:: Testo selezionato ::

¿Quién puede matar a un niño? (Narciso Ibáñez Serrador, 1976)

Chi può uccidere un bambino?, è la domanda che viene posta tramite il titolo di questa pellicola di Serrador del 1976. E la risposta viene data proprio all’inizio del film con le poche inquadrature storiche belliche; gli adulti in guerra.

E’ soltanto grazie alla casa editrice tedesca Bildstörung che nel 2010 si è impegnata a ricostruire quest’opera nel suo intento originale del regista nato nel 1935 nell’Uruguay, dopo che il produttore stesso l’aveva praticamente distrutta, intromettendosi nel montaggio, introducendo una voce fuori campo insensata e tagliando completamente le scene storiche iniziali abolendo così il messaggio principale che l’autore voleva trasmettere.

:::
:: Materiale di partenza ::

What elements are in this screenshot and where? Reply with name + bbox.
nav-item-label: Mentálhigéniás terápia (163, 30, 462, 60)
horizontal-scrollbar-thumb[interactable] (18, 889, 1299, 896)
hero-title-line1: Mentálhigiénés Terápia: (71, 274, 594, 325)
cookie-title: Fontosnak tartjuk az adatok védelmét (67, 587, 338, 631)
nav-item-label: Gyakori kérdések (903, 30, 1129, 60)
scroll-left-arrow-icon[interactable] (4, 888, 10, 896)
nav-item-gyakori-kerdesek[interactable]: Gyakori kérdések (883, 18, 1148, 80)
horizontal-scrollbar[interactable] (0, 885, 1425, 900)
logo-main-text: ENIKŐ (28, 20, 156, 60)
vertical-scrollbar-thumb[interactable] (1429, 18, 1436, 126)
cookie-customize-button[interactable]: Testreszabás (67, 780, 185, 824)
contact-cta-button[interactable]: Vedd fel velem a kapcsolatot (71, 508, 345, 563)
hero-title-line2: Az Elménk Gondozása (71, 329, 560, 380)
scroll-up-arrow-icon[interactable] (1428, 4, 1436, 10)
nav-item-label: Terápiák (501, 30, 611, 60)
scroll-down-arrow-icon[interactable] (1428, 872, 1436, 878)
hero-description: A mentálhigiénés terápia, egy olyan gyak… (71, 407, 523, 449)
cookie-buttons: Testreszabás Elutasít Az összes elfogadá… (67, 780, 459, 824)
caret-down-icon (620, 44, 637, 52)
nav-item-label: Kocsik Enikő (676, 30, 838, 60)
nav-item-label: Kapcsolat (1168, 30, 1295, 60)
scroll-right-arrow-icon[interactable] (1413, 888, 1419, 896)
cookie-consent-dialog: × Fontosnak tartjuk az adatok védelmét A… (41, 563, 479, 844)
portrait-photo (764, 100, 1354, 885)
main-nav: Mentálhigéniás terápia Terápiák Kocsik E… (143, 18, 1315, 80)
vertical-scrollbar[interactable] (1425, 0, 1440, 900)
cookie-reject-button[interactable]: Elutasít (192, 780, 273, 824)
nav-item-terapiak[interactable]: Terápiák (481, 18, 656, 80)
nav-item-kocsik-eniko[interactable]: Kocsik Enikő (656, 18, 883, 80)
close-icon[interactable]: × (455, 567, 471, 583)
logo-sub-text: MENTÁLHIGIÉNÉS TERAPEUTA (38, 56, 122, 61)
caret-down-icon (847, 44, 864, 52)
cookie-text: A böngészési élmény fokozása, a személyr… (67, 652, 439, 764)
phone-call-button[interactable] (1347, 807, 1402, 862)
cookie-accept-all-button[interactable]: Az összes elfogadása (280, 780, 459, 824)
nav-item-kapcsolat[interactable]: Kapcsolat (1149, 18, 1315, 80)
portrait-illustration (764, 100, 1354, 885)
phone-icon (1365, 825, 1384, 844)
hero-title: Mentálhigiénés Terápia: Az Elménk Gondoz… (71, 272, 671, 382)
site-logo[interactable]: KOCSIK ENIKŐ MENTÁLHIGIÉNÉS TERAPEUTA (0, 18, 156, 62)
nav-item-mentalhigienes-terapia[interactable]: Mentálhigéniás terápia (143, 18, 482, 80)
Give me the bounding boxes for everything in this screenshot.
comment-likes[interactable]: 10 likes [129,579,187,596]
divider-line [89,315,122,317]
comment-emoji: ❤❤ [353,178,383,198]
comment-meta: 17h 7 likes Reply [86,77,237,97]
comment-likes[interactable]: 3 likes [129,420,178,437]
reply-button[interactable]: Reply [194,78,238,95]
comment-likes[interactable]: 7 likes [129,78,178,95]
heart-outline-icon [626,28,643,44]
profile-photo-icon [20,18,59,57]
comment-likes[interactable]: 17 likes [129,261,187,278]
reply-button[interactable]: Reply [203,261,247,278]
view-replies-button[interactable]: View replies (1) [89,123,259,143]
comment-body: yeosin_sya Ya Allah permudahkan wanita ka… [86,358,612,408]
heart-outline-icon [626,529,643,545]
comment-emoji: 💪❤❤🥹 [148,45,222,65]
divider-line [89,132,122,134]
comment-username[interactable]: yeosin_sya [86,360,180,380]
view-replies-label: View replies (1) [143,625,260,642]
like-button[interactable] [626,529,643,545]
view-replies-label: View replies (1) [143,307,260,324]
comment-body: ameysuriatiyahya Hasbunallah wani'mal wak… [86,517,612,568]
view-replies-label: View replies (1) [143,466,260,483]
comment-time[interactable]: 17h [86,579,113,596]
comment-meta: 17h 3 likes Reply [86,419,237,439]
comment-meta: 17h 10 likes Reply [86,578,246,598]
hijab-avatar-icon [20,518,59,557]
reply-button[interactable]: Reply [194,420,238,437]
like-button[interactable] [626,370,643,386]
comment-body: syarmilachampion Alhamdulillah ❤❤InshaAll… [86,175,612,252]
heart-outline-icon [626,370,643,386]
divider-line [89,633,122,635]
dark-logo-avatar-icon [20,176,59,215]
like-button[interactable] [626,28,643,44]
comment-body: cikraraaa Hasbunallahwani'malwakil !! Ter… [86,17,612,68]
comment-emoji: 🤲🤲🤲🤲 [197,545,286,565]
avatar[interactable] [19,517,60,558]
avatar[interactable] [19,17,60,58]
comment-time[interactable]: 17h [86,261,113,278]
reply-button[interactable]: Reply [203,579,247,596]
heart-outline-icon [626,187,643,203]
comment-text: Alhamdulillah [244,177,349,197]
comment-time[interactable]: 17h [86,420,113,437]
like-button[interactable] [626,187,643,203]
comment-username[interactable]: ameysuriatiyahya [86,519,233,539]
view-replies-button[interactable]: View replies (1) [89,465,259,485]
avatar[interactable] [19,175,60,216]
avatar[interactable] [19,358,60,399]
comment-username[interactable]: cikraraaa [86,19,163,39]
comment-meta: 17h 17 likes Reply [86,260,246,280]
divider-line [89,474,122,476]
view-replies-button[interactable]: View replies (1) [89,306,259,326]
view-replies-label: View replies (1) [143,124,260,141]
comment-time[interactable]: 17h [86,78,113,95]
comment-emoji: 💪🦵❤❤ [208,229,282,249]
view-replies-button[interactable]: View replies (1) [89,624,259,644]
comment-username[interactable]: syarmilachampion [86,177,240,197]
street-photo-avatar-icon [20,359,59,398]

:::

→ **Consegna**:
Rispondi alle domande sul testo dedicato al film di Serrador:
1. Quale risposta alla domanda del titolo dà il film con le inquadrature storiche iniziali?
2. In che anno e in quale paese è nato il regista?
3. Quale casa editrice ha ricostruito l'opera e in che anno?

→ **Soluzione**:
1. Gli adulti in guerra.
2. Nel 1935, in Uruguay.
3. La casa editrice tedesca Bildstörung, nel 2010.